#### [Work to do]
Rewrite these rows with every "List" changed to "Name" and nothing else altered. Leave the pictures out of your answer.

#### [Records shown]
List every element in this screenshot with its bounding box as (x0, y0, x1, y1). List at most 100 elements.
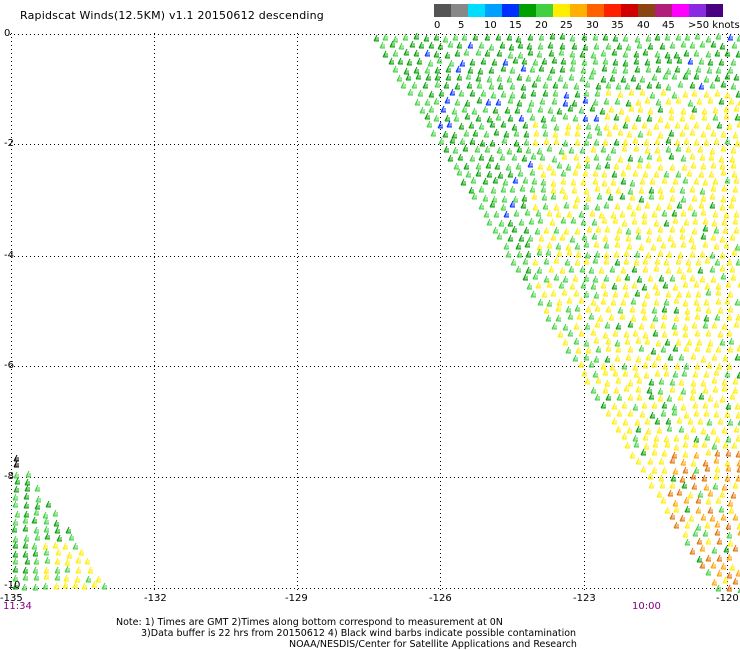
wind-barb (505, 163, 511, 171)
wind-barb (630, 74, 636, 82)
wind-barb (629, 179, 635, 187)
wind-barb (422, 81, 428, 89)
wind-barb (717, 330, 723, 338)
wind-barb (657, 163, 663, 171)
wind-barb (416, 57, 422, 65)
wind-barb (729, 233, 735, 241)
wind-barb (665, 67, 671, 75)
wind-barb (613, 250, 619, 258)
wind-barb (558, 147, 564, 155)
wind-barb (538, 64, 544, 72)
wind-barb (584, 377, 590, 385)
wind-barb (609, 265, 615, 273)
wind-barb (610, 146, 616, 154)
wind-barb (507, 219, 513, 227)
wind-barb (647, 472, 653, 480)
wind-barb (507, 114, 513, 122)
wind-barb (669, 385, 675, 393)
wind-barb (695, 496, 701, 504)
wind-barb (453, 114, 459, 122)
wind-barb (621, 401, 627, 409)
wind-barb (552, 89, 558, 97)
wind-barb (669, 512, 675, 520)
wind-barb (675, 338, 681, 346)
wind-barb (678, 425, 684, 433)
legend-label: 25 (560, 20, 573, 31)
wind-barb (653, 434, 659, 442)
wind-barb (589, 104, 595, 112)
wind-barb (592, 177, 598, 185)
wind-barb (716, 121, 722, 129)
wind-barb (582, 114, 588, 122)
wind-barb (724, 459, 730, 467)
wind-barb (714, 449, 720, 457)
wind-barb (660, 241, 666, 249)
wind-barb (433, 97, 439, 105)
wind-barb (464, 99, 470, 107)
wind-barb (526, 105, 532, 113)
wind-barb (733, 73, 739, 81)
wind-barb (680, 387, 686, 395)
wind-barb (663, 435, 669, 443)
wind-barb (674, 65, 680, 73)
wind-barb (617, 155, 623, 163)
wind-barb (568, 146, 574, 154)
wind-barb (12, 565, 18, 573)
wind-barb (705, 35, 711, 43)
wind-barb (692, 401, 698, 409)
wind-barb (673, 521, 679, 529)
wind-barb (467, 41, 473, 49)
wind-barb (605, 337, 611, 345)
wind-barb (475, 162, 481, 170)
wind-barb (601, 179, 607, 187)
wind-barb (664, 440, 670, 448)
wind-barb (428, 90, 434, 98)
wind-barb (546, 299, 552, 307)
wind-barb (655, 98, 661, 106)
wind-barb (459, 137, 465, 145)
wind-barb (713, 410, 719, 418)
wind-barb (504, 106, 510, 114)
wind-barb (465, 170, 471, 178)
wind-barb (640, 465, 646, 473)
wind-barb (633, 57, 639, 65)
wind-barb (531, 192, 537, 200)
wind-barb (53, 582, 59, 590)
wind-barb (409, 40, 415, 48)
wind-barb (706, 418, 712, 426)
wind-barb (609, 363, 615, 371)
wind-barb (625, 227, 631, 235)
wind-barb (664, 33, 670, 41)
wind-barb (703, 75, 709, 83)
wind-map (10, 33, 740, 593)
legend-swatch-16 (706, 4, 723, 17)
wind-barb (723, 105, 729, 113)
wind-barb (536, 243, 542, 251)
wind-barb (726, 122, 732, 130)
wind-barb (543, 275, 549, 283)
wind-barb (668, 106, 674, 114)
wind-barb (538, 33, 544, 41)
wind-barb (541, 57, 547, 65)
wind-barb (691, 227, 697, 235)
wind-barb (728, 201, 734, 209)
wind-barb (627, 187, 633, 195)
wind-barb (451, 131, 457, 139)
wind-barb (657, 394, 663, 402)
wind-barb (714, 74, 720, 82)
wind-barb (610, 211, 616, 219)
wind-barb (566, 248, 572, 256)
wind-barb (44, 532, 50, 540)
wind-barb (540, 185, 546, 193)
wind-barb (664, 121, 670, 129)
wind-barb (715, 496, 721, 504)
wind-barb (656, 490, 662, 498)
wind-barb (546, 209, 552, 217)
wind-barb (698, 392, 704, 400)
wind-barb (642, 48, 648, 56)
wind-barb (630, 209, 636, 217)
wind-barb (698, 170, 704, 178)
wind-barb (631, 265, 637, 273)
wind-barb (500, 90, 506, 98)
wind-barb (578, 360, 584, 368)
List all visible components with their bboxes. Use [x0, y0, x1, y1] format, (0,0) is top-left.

#### [Exercise solution]
Name every element in this screenshot with its bounding box as (x0, y0, x1, y1). Name at most 100 elements.
wind-barb (505, 163, 511, 171)
wind-barb (630, 74, 636, 82)
wind-barb (629, 179, 635, 187)
wind-barb (422, 81, 428, 89)
wind-barb (717, 330, 723, 338)
wind-barb (657, 163, 663, 171)
wind-barb (416, 57, 422, 65)
wind-barb (729, 233, 735, 241)
wind-barb (665, 67, 671, 75)
wind-barb (613, 250, 619, 258)
wind-barb (558, 147, 564, 155)
wind-barb (538, 64, 544, 72)
wind-barb (584, 377, 590, 385)
wind-barb (609, 265, 615, 273)
wind-barb (610, 146, 616, 154)
wind-barb (507, 219, 513, 227)
wind-barb (647, 472, 653, 480)
wind-barb (507, 114, 513, 122)
wind-barb (669, 385, 675, 393)
wind-barb (695, 496, 701, 504)
wind-barb (453, 114, 459, 122)
wind-barb (621, 401, 627, 409)
wind-barb (552, 89, 558, 97)
wind-barb (669, 512, 675, 520)
wind-barb (675, 338, 681, 346)
wind-barb (678, 425, 684, 433)
legend-label: 25 (560, 20, 573, 31)
wind-barb (653, 434, 659, 442)
wind-barb (589, 104, 595, 112)
wind-barb (592, 177, 598, 185)
wind-barb (716, 121, 722, 129)
wind-barb (582, 114, 588, 122)
wind-barb (724, 459, 730, 467)
wind-barb (714, 449, 720, 457)
wind-barb (660, 241, 666, 249)
wind-barb (433, 97, 439, 105)
wind-barb (464, 99, 470, 107)
wind-barb (526, 105, 532, 113)
wind-barb (733, 73, 739, 81)
wind-barb (680, 387, 686, 395)
wind-barb (663, 435, 669, 443)
wind-barb (674, 65, 680, 73)
wind-barb (617, 155, 623, 163)
wind-barb (568, 146, 574, 154)
wind-barb (12, 565, 18, 573)
wind-barb (705, 35, 711, 43)
wind-barb (692, 401, 698, 409)
wind-barb (673, 521, 679, 529)
wind-barb (467, 41, 473, 49)
wind-barb (605, 337, 611, 345)
wind-barb (475, 162, 481, 170)
wind-barb (601, 179, 607, 187)
wind-barb (664, 440, 670, 448)
wind-barb (428, 90, 434, 98)
wind-barb (546, 299, 552, 307)
wind-barb (655, 98, 661, 106)
wind-barb (459, 137, 465, 145)
wind-barb (713, 410, 719, 418)
wind-barb (504, 106, 510, 114)
wind-barb (465, 170, 471, 178)
wind-barb (640, 465, 646, 473)
wind-barb (633, 57, 639, 65)
wind-barb (531, 192, 537, 200)
wind-barb (53, 582, 59, 590)
wind-barb (409, 40, 415, 48)
wind-barb (706, 418, 712, 426)
wind-barb (609, 363, 615, 371)
wind-barb (625, 227, 631, 235)
wind-barb (664, 33, 670, 41)
wind-barb (703, 75, 709, 83)
wind-map (10, 33, 740, 593)
legend-swatch-16 (706, 4, 723, 17)
wind-barb (723, 105, 729, 113)
wind-barb (536, 243, 542, 251)
wind-barb (726, 122, 732, 130)
wind-barb (543, 275, 549, 283)
wind-barb (668, 106, 674, 114)
wind-barb (538, 33, 544, 41)
wind-barb (541, 57, 547, 65)
wind-barb (691, 227, 697, 235)
wind-barb (728, 201, 734, 209)
wind-barb (627, 187, 633, 195)
wind-barb (451, 131, 457, 139)
wind-barb (657, 394, 663, 402)
wind-barb (714, 74, 720, 82)
wind-barb (610, 211, 616, 219)
wind-barb (566, 248, 572, 256)
wind-barb (44, 532, 50, 540)
wind-barb (540, 185, 546, 193)
wind-barb (664, 121, 670, 129)
wind-barb (715, 496, 721, 504)
wind-barb (656, 490, 662, 498)
wind-barb (546, 209, 552, 217)
wind-barb (698, 392, 704, 400)
wind-barb (642, 48, 648, 56)
wind-barb (630, 209, 636, 217)
wind-barb (698, 170, 704, 178)
wind-barb (631, 265, 637, 273)
wind-barb (500, 90, 506, 98)
wind-barb (578, 360, 584, 368)
Name all visible components with their bboxes. Use [x0, y0, x1, y1] format, (0,0) is top-left.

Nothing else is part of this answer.